■ **Stated exercise**: Copy all lines in which the word "两次从荷叶" can be found.

Extracted records:

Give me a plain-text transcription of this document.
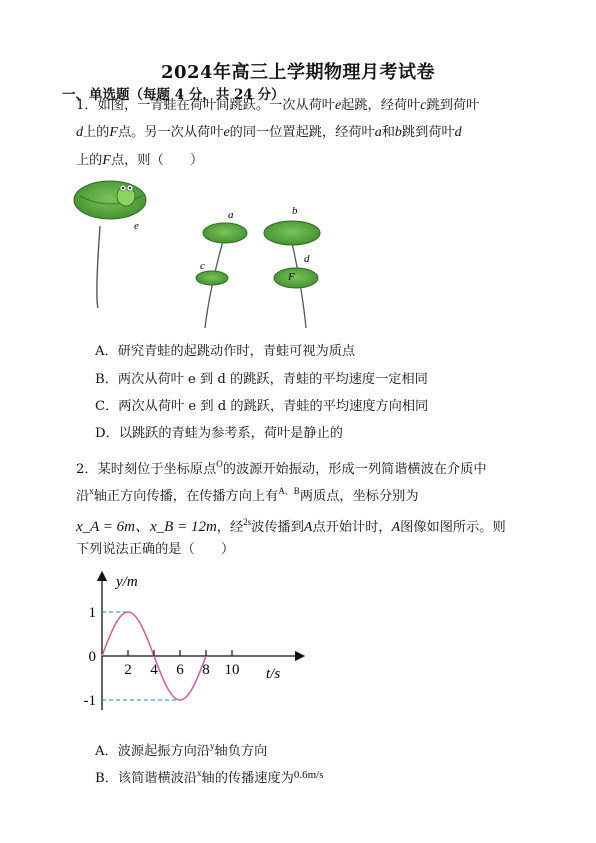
2024年高三上学期物理月考试卷
一、单选题（每题 4 分，共 24 分）
1．如图，一青蛙在荷叶间跳跃。一次从荷叶e起跳，经荷叶c跳到荷叶
d上的F点。另一次从荷叶e的同一位置起跳，经荷叶a和b跳到荷叶d
上的F点，则（　　）
e
a
c
b
d
F
A．研究青蛙的起跳动作时，青蛙可视为质点
B．两次从荷叶 e 到 d 的跳跃，青蛙的平均速度一定相同
C．两次从荷叶 e 到 d 的跳跃，青蛙的平均速度方向相同
D．以跳跃的青蛙为参考系，荷叶是静止的
2．某时刻位于坐标原点$^O$的波源开始振动，形成一列简谐横波在介质中
沿$^x$轴正方向传播，在传播方向上有$^{A、B}$两质点，坐标分别为
x_A = 6m、x_B = 12m，经$^{2s}$波传播到A点开始计时，A图像如图所示。则
下列说法正确的是（　　）
2 4 6 8 10
1
0
-1
y/m
t/s
A．波源起振方向沿$^y$轴负方向
B．该简谐横波沿$^x$轴的传播速度为$^{0.6m/s}$
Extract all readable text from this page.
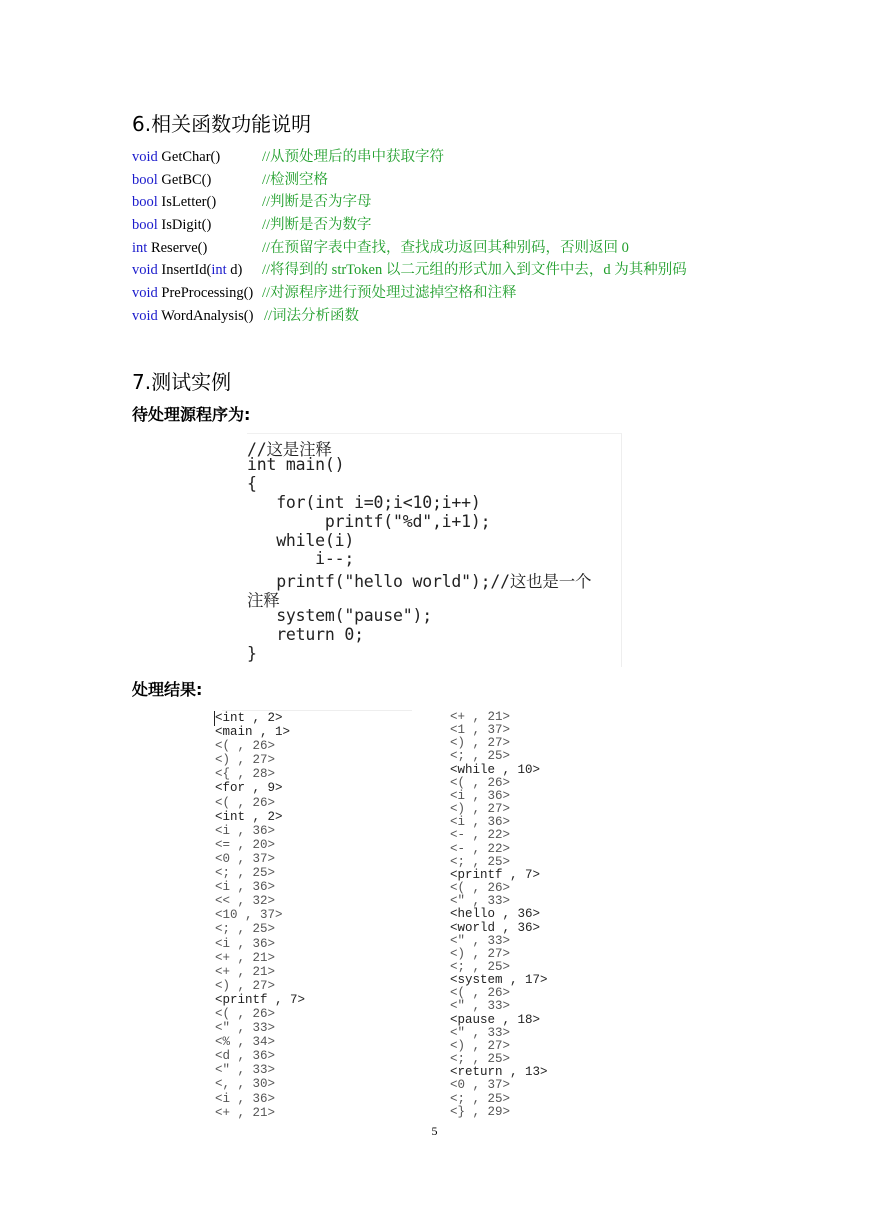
6.相关函数功能说明
void GetChar()	//从预处理后的串中获取字符
bool GetBC()	//检测空格
bool IsLetter()	//判断是否为字母
bool IsDigit()	//判断是否为数字
int Reserve()	//在预留字表中查找，查找成功返回其种别码，否则返回 0
void InsertId(int d) //将得到的 strToken 以二元组的形式加入到文件中去，d 为其种别码
void PreProcessing() //对源程序进行预处理过滤掉空格和注释
void WordAnalysis() //词法分析函数
7.测试实例
待处理源程序为:
//这是注释
int main()
{
for(int i=0;i<10;i++)
printf("%d",i+1);
while(i)
i--;
printf("hello world");//这也是一个
注释
system("pause");
return 0;
}
处理结果:
<int , 2>
<main , 1>
<( , 26>
<) , 27>
<{ , 28>
<for , 9>
<( , 26>
<int , 2>
<i , 36>
<= , 20>
<0 , 37>
<; , 25>
<i , 36>
<< , 32>
<10 , 37>
<; , 25>
<i , 36>
<+ , 21>
<+ , 21>
<) , 27>
<printf , 7>
<( , 26>
<" , 33>
<% , 34>
<d , 36>
<" , 33>
<, , 30>
<i , 36>
<+ , 21>
<+ , 21>
<1 , 37>
<) , 27>
<; , 25>
<while , 10>
<( , 26>
<i , 36>
<) , 27>
<i , 36>
<- , 22>
<- , 22>
<; , 25>
<printf , 7>
<( , 26>
<" , 33>
<hello , 36>
<world , 36>
<" , 33>
<) , 27>
<; , 25>
<system , 17>
<( , 26>
<" , 33>
<pause , 18>
<" , 33>
<) , 27>
<; , 25>
<return , 13>
<0 , 37>
<; , 25>
<} , 29>
5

■ **The output**:
B．两次从荷叶 e 到 d 的跳跃，青蛙的平均速度一定相同
C．两次从荷叶 e 到 d 的跳跃，青蛙的平均速度方向相同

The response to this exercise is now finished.